Data rows:
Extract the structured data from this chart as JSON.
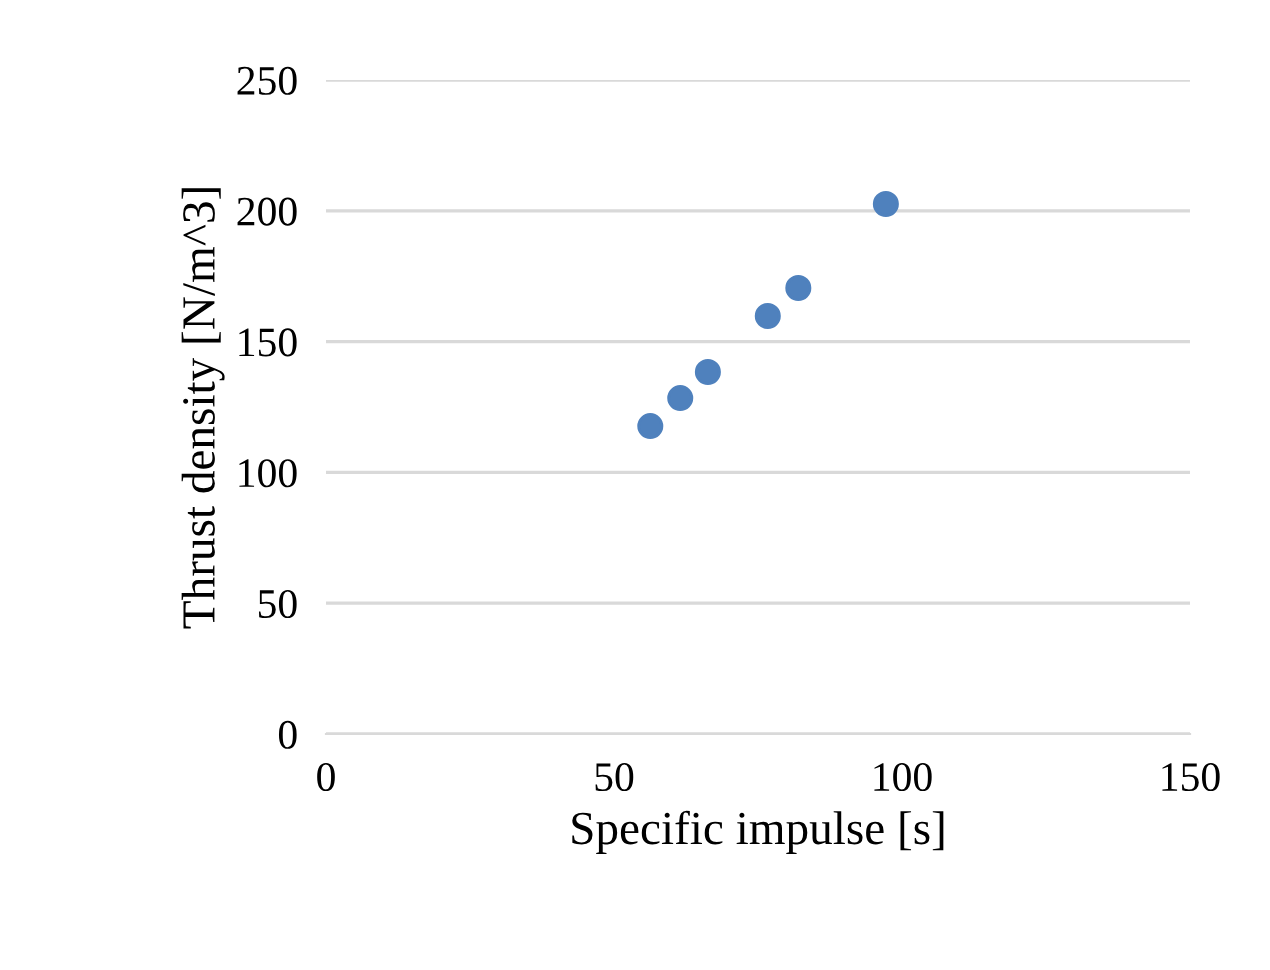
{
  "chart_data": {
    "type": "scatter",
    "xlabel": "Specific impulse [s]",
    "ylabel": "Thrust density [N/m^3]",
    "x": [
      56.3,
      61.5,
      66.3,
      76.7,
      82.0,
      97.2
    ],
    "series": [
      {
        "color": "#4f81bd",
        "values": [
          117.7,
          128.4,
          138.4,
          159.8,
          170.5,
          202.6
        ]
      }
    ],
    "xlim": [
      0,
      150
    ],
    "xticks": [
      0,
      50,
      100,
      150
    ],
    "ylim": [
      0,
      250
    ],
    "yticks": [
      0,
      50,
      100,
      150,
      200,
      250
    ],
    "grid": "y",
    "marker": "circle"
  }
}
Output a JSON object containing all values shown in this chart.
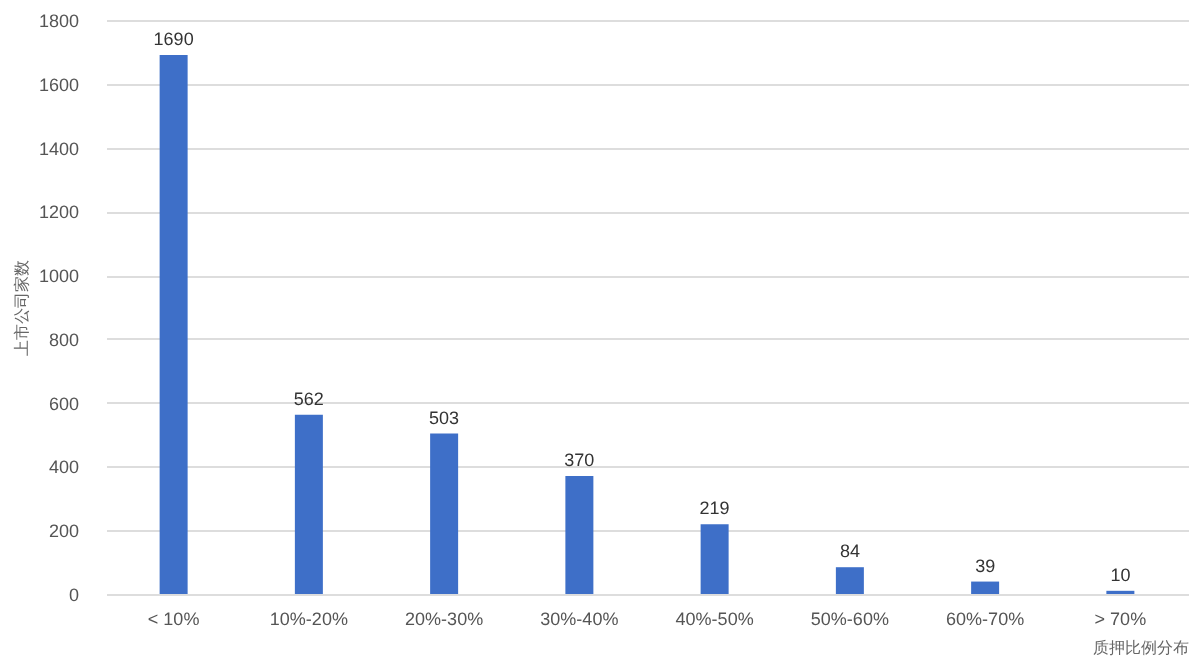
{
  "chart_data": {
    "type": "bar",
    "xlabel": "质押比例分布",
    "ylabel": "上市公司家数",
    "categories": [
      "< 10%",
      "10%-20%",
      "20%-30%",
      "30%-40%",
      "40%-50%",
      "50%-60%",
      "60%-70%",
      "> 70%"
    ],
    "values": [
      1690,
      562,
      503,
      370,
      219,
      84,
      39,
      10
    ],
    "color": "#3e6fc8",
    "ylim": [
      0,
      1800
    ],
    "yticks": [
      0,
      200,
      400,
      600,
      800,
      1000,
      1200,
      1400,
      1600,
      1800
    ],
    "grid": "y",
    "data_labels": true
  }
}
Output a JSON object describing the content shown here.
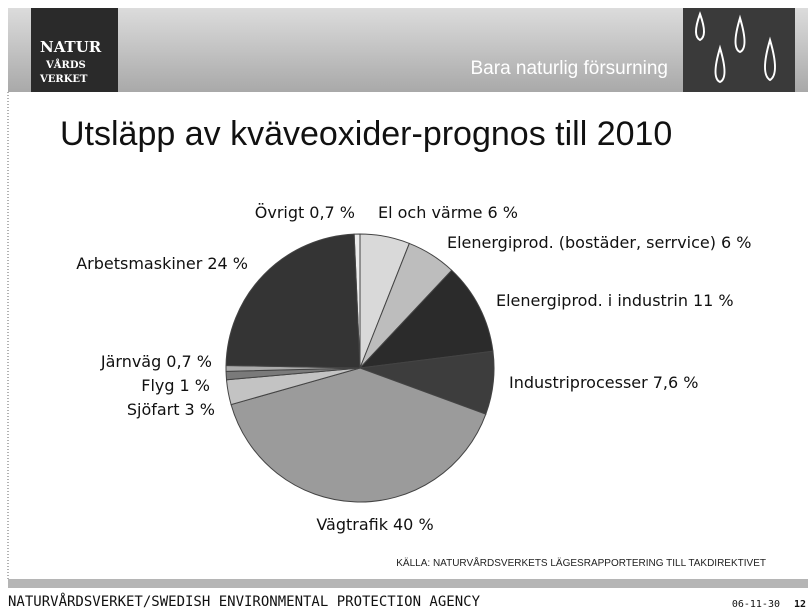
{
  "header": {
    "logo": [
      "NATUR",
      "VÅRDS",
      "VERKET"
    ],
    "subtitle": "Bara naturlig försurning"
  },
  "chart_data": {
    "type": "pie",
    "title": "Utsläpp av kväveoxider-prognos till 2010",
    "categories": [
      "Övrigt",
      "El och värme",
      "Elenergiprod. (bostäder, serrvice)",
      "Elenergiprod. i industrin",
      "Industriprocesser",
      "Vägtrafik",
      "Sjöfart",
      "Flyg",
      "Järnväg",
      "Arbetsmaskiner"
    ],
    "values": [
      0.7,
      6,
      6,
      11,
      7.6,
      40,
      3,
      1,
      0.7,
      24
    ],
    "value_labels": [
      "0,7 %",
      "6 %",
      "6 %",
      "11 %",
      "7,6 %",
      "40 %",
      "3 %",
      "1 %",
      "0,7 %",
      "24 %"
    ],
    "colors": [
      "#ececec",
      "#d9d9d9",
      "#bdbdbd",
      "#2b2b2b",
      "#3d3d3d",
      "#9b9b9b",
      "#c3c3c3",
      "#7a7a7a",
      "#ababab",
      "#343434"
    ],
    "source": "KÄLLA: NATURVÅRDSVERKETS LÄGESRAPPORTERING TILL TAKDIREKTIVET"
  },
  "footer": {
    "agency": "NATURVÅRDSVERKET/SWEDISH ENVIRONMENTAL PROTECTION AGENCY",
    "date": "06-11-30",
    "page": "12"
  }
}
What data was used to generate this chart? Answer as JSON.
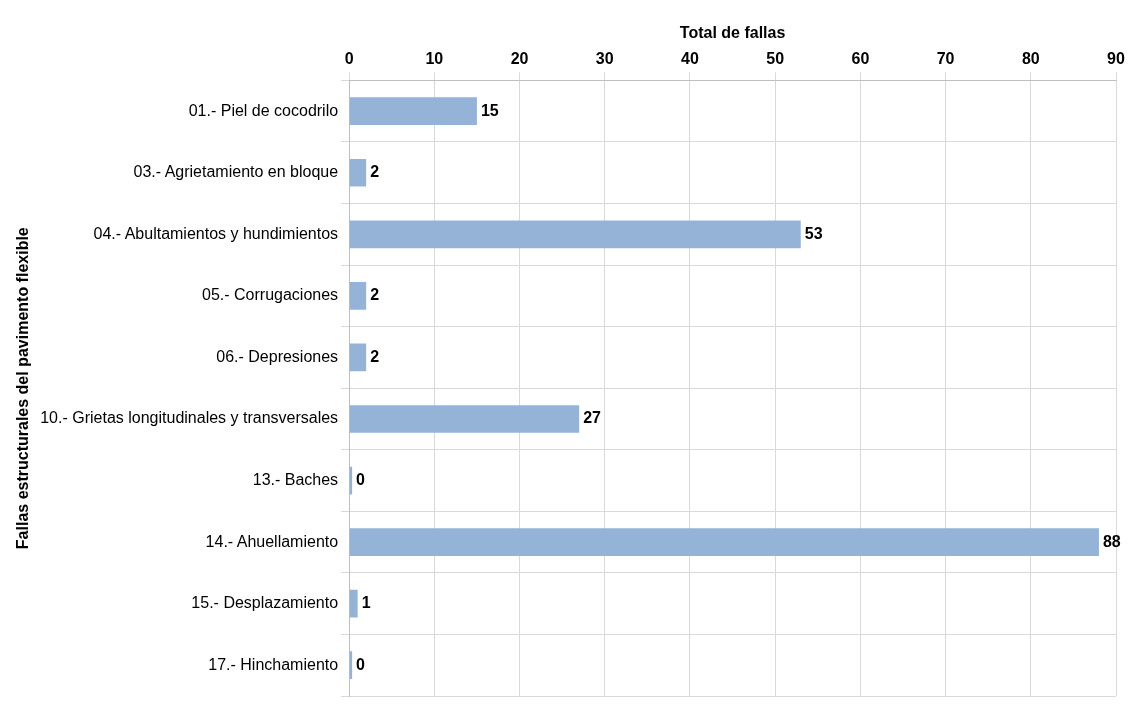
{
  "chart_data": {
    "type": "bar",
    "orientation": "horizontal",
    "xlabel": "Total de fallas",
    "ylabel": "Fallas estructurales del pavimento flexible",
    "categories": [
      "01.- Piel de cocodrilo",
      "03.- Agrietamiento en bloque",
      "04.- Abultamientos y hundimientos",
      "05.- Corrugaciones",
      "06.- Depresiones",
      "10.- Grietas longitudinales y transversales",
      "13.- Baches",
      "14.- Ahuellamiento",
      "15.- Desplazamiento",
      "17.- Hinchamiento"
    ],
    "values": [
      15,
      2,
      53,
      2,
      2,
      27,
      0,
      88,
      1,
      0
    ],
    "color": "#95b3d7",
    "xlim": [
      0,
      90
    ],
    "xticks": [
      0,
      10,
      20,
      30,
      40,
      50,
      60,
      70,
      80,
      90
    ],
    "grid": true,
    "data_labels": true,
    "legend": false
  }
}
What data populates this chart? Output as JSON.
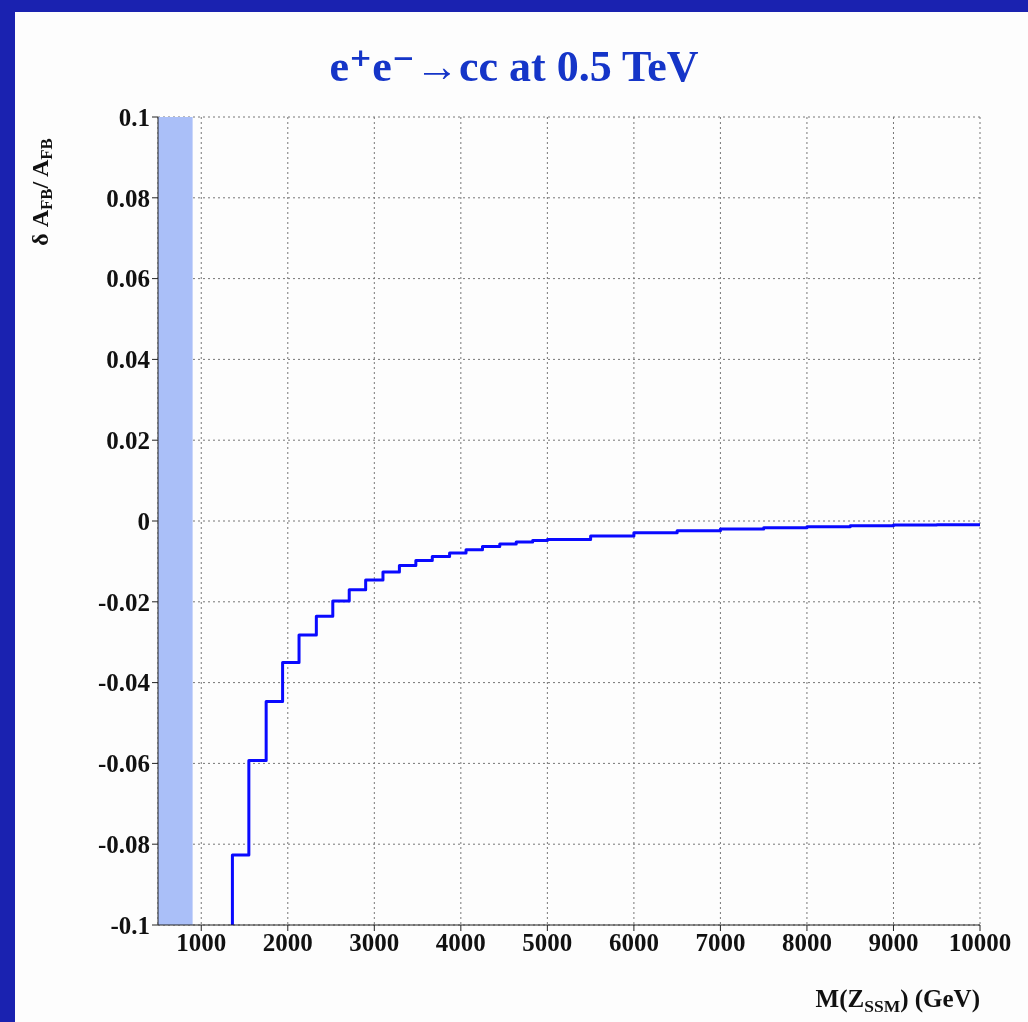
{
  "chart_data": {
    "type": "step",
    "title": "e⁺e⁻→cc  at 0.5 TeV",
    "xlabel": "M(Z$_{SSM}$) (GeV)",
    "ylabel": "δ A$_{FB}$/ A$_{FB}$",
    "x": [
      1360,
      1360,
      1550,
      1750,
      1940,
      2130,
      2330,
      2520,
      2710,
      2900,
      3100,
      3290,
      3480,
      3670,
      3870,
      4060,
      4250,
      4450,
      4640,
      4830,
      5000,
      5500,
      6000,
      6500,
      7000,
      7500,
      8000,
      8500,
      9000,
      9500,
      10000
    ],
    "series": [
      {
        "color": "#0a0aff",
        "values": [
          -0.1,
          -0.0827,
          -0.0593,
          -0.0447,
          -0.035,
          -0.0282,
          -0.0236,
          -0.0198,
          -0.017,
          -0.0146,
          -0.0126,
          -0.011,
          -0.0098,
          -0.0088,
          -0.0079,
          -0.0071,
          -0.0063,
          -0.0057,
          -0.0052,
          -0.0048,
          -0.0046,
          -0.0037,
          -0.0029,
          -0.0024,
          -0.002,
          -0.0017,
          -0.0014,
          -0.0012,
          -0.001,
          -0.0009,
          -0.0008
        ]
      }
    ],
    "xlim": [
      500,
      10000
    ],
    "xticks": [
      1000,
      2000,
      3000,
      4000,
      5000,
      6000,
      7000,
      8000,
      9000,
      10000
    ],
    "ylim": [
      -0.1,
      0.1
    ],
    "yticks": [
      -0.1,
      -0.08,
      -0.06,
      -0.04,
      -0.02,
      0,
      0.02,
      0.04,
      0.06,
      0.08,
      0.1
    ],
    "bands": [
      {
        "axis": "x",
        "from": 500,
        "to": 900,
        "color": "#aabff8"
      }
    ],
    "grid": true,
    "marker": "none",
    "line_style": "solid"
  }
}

Stated exercise: Exclude the pictures and repeat every other part of the records word for word.

Result for this task:
Extract the structured data from this chart as JSON.
{
  "chart_data": {
    "type": "scatter",
    "xlabel": "Specific impulse [s]",
    "ylabel": "Thrust density [N/m^3]",
    "x": [
      56.3,
      61.5,
      66.3,
      76.7,
      82.0,
      97.2
    ],
    "series": [
      {
        "color": "#4f81bd",
        "values": [
          117.7,
          128.4,
          138.4,
          159.8,
          170.5,
          202.6
        ]
      }
    ],
    "xlim": [
      0,
      150
    ],
    "xticks": [
      0,
      50,
      100,
      150
    ],
    "ylim": [
      0,
      250
    ],
    "yticks": [
      0,
      50,
      100,
      150,
      200,
      250
    ],
    "grid": "y",
    "marker": "circle"
  }
}
Output a JSON object containing all values shown in this chart.
{
  "chart_data": {
    "type": "bar",
    "xlabel": "质押比例分布",
    "ylabel": "上市公司家数",
    "categories": [
      "< 10%",
      "10%-20%",
      "20%-30%",
      "30%-40%",
      "40%-50%",
      "50%-60%",
      "60%-70%",
      "> 70%"
    ],
    "values": [
      1690,
      562,
      503,
      370,
      219,
      84,
      39,
      10
    ],
    "color": "#3e6fc8",
    "ylim": [
      0,
      1800
    ],
    "yticks": [
      0,
      200,
      400,
      600,
      800,
      1000,
      1200,
      1400,
      1600,
      1800
    ],
    "grid": "y",
    "data_labels": true
  }
}
Output a JSON object describing the content shown here.
{
  "header": {
    "logo": [
      "NATUR",
      "VÅRDS",
      "VERKET"
    ],
    "subtitle": "Bara naturlig försurning"
  },
  "chart_data": {
    "type": "pie",
    "title": "Utsläpp av kväveoxider-prognos till 2010",
    "categories": [
      "Övrigt",
      "El och värme",
      "Elenergiprod. (bostäder, serrvice)",
      "Elenergiprod. i industrin",
      "Industriprocesser",
      "Vägtrafik",
      "Sjöfart",
      "Flyg",
      "Järnväg",
      "Arbetsmaskiner"
    ],
    "values": [
      0.7,
      6,
      6,
      11,
      7.6,
      40,
      3,
      1,
      0.7,
      24
    ],
    "value_labels": [
      "0,7 %",
      "6 %",
      "6 %",
      "11 %",
      "7,6 %",
      "40 %",
      "3 %",
      "1 %",
      "0,7 %",
      "24 %"
    ],
    "colors": [
      "#ececec",
      "#d9d9d9",
      "#bdbdbd",
      "#2b2b2b",
      "#3d3d3d",
      "#9b9b9b",
      "#c3c3c3",
      "#7a7a7a",
      "#ababab",
      "#343434"
    ],
    "source": "KÄLLA: NATURVÅRDSVERKETS LÄGESRAPPORTERING TILL TAKDIREKTIVET"
  },
  "footer": {
    "agency": "NATURVÅRDSVERKET/SWEDISH ENVIRONMENTAL PROTECTION AGENCY",
    "date": "06-11-30",
    "page": "12"
  }
}
What data was used to generate this chart? Answer as JSON.
{
  "chart_data": {
    "type": "bar",
    "orientation": "horizontal",
    "xlabel": "Total de fallas",
    "ylabel": "Fallas estructurales del pavimento flexible",
    "categories": [
      "01.- Piel de cocodrilo",
      "03.- Agrietamiento en bloque",
      "04.- Abultamientos y hundimientos",
      "05.- Corrugaciones",
      "06.- Depresiones",
      "10.- Grietas longitudinales y transversales",
      "13.- Baches",
      "14.- Ahuellamiento",
      "15.- Desplazamiento",
      "17.- Hinchamiento"
    ],
    "values": [
      15,
      2,
      53,
      2,
      2,
      27,
      0,
      88,
      1,
      0
    ],
    "color": "#95b3d7",
    "xlim": [
      0,
      90
    ],
    "xticks": [
      0,
      10,
      20,
      30,
      40,
      50,
      60,
      70,
      80,
      90
    ],
    "grid": true,
    "data_labels": true,
    "legend": false
  }
}
What data populates this chart? Output as JSON.
{
  "chart_data": {
    "type": "step",
    "title": "e⁺e⁻→cc  at 0.5 TeV",
    "xlabel": "M(Z$_{SSM}$) (GeV)",
    "ylabel": "δ A$_{FB}$/ A$_{FB}$",
    "x": [
      1360,
      1360,
      1550,
      1750,
      1940,
      2130,
      2330,
      2520,
      2710,
      2900,
      3100,
      3290,
      3480,
      3670,
      3870,
      4060,
      4250,
      4450,
      4640,
      4830,
      5000,
      5500,
      6000,
      6500,
      7000,
      7500,
      8000,
      8500,
      9000,
      9500,
      10000
    ],
    "series": [
      {
        "color": "#0a0aff",
        "values": [
          -0.1,
          -0.0827,
          -0.0593,
          -0.0447,
          -0.035,
          -0.0282,
          -0.0236,
          -0.0198,
          -0.017,
          -0.0146,
          -0.0126,
          -0.011,
          -0.0098,
          -0.0088,
          -0.0079,
          -0.0071,
          -0.0063,
          -0.0057,
          -0.0052,
          -0.0048,
          -0.0046,
          -0.0037,
          -0.0029,
          -0.0024,
          -0.002,
          -0.0017,
          -0.0014,
          -0.0012,
          -0.001,
          -0.0009,
          -0.0008
        ]
      }
    ],
    "xlim": [
      500,
      10000
    ],
    "xticks": [
      1000,
      2000,
      3000,
      4000,
      5000,
      6000,
      7000,
      8000,
      9000,
      10000
    ],
    "ylim": [
      -0.1,
      0.1
    ],
    "yticks": [
      -0.1,
      -0.08,
      -0.06,
      -0.04,
      -0.02,
      0,
      0.02,
      0.04,
      0.06,
      0.08,
      0.1
    ],
    "bands": [
      {
        "axis": "x",
        "from": 500,
        "to": 900,
        "color": "#aabff8"
      }
    ],
    "grid": true,
    "marker": "none",
    "line_style": "solid"
  }
}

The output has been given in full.